- **What to work on**
Look below and pull out each line with the word "poussée".

>>

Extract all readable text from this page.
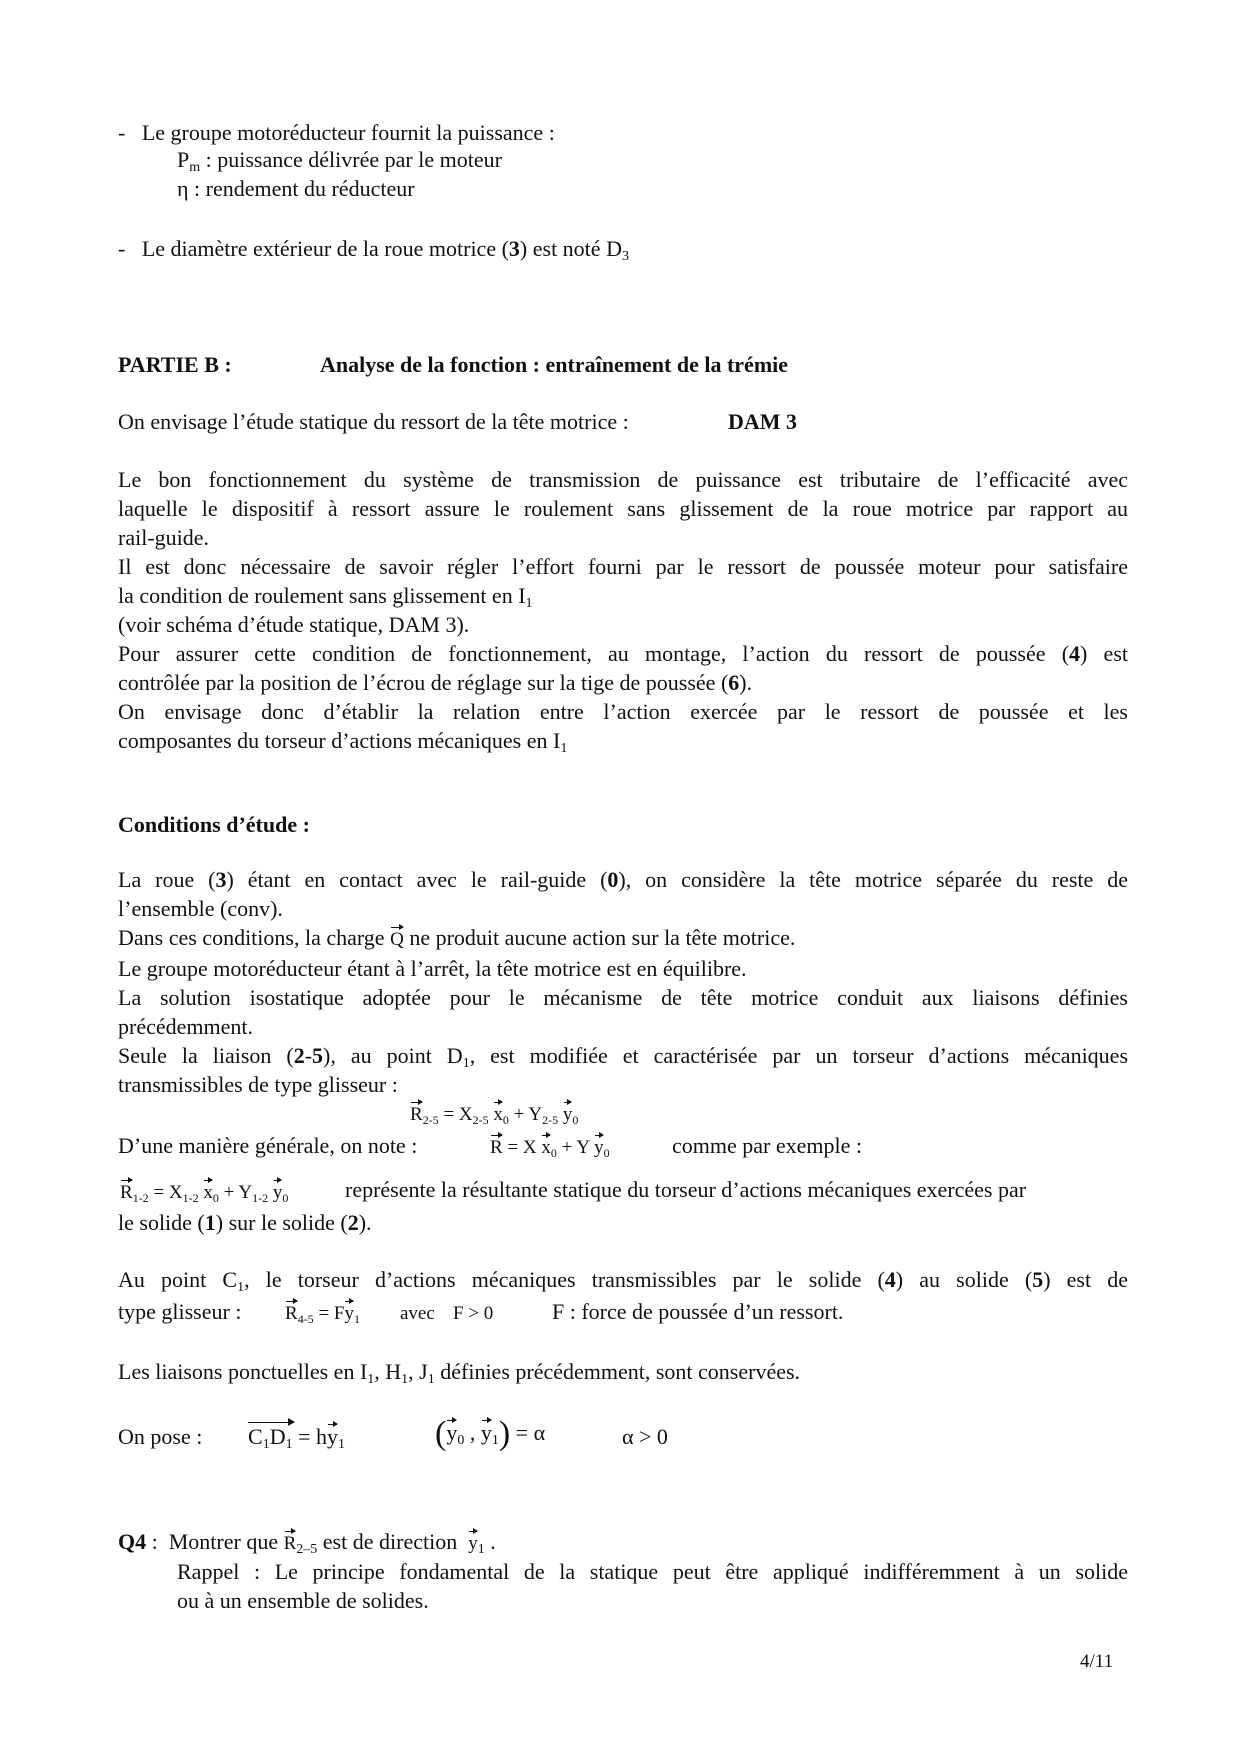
-   Le groupe motoréducteur fournit la puissance :
$P_m$ : puissance délivrée par le moteur
η : rendement du réducteur
-   Le diamètre extérieur de la roue motrice (3) est noté $D_3$
PARTIE B :	Analyse de la fonction : entraînement de la trémie
On envisage l’étude statique du ressort de la tête motrice :	DAM 3
Le bon fonctionnement du système de transmission de puissance est tributaire de l’efficacité avec
laquelle le dispositif à ressort assure le roulement sans glissement de la roue motrice par rapport au
rail-guide.
Il est donc nécessaire de savoir régler l’effort fourni par le ressort de poussée moteur pour satisfaire
la condition de roulement sans glissement en $I_1$
(voir schéma d’étude statique, DAM 3).
Pour assurer cette condition de fonctionnement, au montage, l’action du ressort de poussée (4) est
contrôlée par la position de l’écrou de réglage sur la tige de poussée (6).
On envisage donc d’établir la relation entre l’action exercée par le ressort de poussée et les
composantes du torseur d’actions mécaniques en $I_1$
Conditions d’étude :
La roue (3) étant en contact avec le rail-guide (0), on considère la tête motrice séparée du reste de
l’ensemble (conv).
Dans ces conditions, la charge Q ne produit aucune action sur la tête motrice.
Le groupe motoréducteur étant à l’arrêt, la tête motrice est en équilibre.
La solution isostatique adoptée pour le mécanisme de tête motrice conduit aux liaisons définies
précédemment.
Seule la liaison (2-5), au point $D_1$, est modifiée et caractérisée par un torseur d’actions mécaniques
transmissibles de type glisseur :
$R_{2-5} = X_{2-5}$ $x_0 + Y_{2-5}$ $y_0$
D’une manière générale, on note :	R = X $x_0 + Y$ $y_0$	comme par exemple :
$R_{1-2} = X_{1-2}$ $x_0 + Y_{1-2}$ $y_0$	représente la résultante statique du torseur d’actions mécaniques exercées par
le solide (1) sur le solide (2).
Au point $C_1$, le torseur d’actions mécaniques transmissibles par le solide (4) au solide (5) est de
type glisseur : $R_{4-5} = Fy_1$ avec F > 0	F : force de poussée d’un ressort.
Les liaisons ponctuelles en $I_1$, $H_1$, $J_1$ définies précédemment, sont conservées.
On pose : $C_1D_1 = hy_1$	($y_0$ , $y_1) = \alpha$	α > 0
Q4 : Montrer que $R_{2-5}$ est de direction $y_1$ .
Rappel : Le principe fondamental de la statique peut être appliqué indifféremment à un solide
ou à un ensemble de solides.
4/11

<<

- **Result**
Il est donc nécessaire de savoir régler l’effort fourni par le ressort de poussée moteur pour satisfaire
Pour assurer cette condition de fonctionnement, au montage, l’action du ressort de poussée (4) est
contrôlée par la position de l’écrou de réglage sur la tige de poussée (6).
On envisage donc d’établir la relation entre l’action exercée par le ressort de poussée et les
type glisseur : $R_{4-5} = Fy_1$ avec F > 0	F : force de poussée d’un ressort.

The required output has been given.